So, after Shannon gets my response, I start getting more emails from her. She is clearly creating drama in her head. Everything I email to the group, she has to respond with some question or comment. Always using that dreaded "LOL" and always signing it, "Warmly, Shannon".
I continue to get more curt in my responses, and due to her total lack of social awareness, she either doesn't it, or doesn't care. I send an email to the group saying that if they don't like the way things are handled, they should start their own group. And, that drama and whining will not be tolerated. Again, totally lost on Shannon
I decide that I am D.O.N.E. I send this email to the ladies I LOVE in the book club (Shannon, Anne and Joy do not receive this):
I had to write it now because I can't sleep until I do this, I am just tossing and turning!
Only some member of the book club known as "Books, Wine and Fun" will be receiving this email.
I started this book club thinking a few people would sign up, I wanted something that could not only allow me to share my passion to reading, but would also lead to lasting and meaningful friendships. A few people are making this too high maintenance for me to continue in its current form.
My previous email seemed to be heard only by those who didn't need to be told.
So, you will be receiving an email that that group is over.
The new group I am starting will be only between us and will not be on meetup I propose the following foundation to work from.
* We really work to plan meetings when everyone can attend.
*We really, really consider these books and offer crazy and fun ideas on how to do so.
*Gossip and Drama Free
I am so excited to have met you all, and for me its being overshadowed by those who are making this work.
I have thought long and hard about the best way to handle this, and for me, this is it. If you don't agree, I totally understand. All I ask is that you do not pass this on to the members that were not included, they just aren't a fit for what I am looking for (basically easy going) in company. I don't think these members would understand and I really don't want to hurt anyone's feelings.
We can use Evite to schedule things and we can all use email.
I totally understand if this is not what you are looking for or you don't agree with how I've handled it.
Let me know if you are in. Our next meeting will not be on the 12th as I feel very strongly about everyone being included.
PS: For clarification, below is a list of the women receiving this email:
Natalie, Kyla, Sara, Fai, Rachel, Veronica, Michele, Isa, Danielle, Ereika, Colleen and Erica
So, I cancel the meetup listing and all the members receive a generic, generated email. Here is what I get from Ann:
I'm sorry to hear that. Do you have a name/email list of those involved so that I can continue it for those of us who would like to?
She is ready to take over! Thank Goodness the crazy meditation, charity giving lady (me) is out of the picture. Now she can just take over. I tell her, it's all yours. Enjoy (the 2 members that are left!)
Then, the dousy of all emails. This is crazy long. I thought about editing it down, but then it would lose some the utter craziness that makes Shannon so special. So, if you think you may need to pee, or eat, or check on your kids in the next 15 minutes, do it now. I'll wait.
Good, you're back. I have highlighted some of the parts that really showcase Shannon's mental state. I have also made my own comments in red, so you know what I was thinking. Enjoy!

## [DATA SECTION]
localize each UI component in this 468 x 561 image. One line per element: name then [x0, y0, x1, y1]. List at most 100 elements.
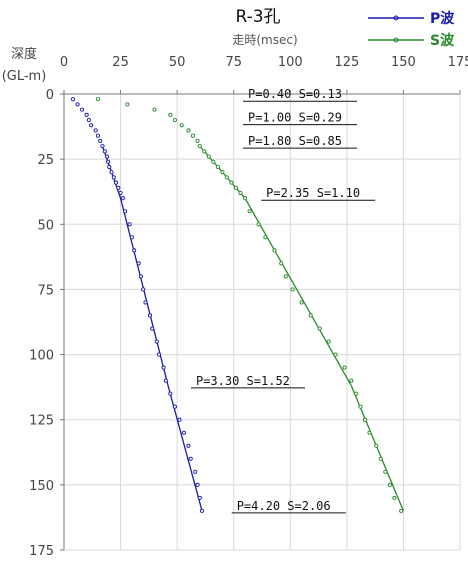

## [REQUESTS]
A – From the book club post, list every principle the writer proposes as the foundation for the new group.
B – Extend the book club post past its last paragraph, keeping the writer's voice.

## [ANSWERS FOR THE TASKS]
A –
- We really work to plan meetings when everyone can attend.
- We really, really consider these books and offer crazy and fun ideas on how to do so.
- Gossip and Drama Free

B –
Hi Tiffany! (Exclamation point, really?)
I'm confused....did I do something to upset you? (You are just catching that now?)
Why have you removed me from the group? (Because you are crazy.)
Unfortunately, it's hard to tell someone's intent over the internet as you can't hear a person's inflection, hear their emotion, see their facial expressions or see their body language. ("Crazy" seems to shine right on through.)
If you feel that I have done something to disrespect you or the group, I would certainly like to have the chance to not only hear what I have done from you but I would also like to have chance to explain/defend myself.
I would really like to stay in the book club as I thoroughly enjoy seeing everyone, reading these great books and having stimulating conversations with everyone about them. (You've been to ONE meeting)
I had such a blast at last month's meetup!!
Ironically, I almost wrote you an email today at length apologizing to you for misunderstanding all of the "extras" that you wanted to do for what would have been tonight's meetup.
Unfortunately, the baby that I take care of who is 4 1/2 months old was having nap issues since she has just learned how to roll over and is in a new, big crib, that I didn't have a chance to write you at length so I settled for the shorter email hoping that you felt better soon!! (Why do I care about the baby?)
To be honest Tiffany, I felt like it was mandatory that we do all of these things and I was a little offended as you don't know what my religious beliefs are and what type of charity I do for others on a daily basis, what my financial situation is and what I can and cannot afford to buy not to mention sharing things that we are grateful for can be very personal to some though that was changed to describing ourselves with one word. I have no problem bringing food or wine and I guess that the book clubs that I am used to are a little more simple in that you socialize, have something to eat and/or drink and discuss the book and THAT'S IT!! (Offended? Wow. You are making me more sure of my decision every minute. And, meditation is not religious. It's sitting quietly and focusing...which apparently, IS against your religion. Again with the financial distress regarding charity, but okay with buying wine!)
What I have learned over this past week from talking to others as I was not the only one feeling this way(though I will only speak for myself) is that you are super excited about this group and that you were trying to be creative and keep with the themes of the book.
I get that you weren't trying to necessarily force anything on us but unfortunately from your wording and from your initial description of this book's meetup, that's how it came across. (I come across forceful? Did I write in all caps or something?)
I'm sorry if I misjudged you, I really am and even though I don't know you very well, you seem like a very sweet woman. (I actually wouldn't call myself a "sweet woman". However, you got one thing right. You don't know me very well.)
I, too, am a sweet woman and I would really appreciate you reconsidering your decision and would like to be given a second chance if possible as I think there were lots of misunderstandings throughout the week and a lot of things that got misconstrued. (Nope, no misunderstanding. Your craziness is crystal clear.)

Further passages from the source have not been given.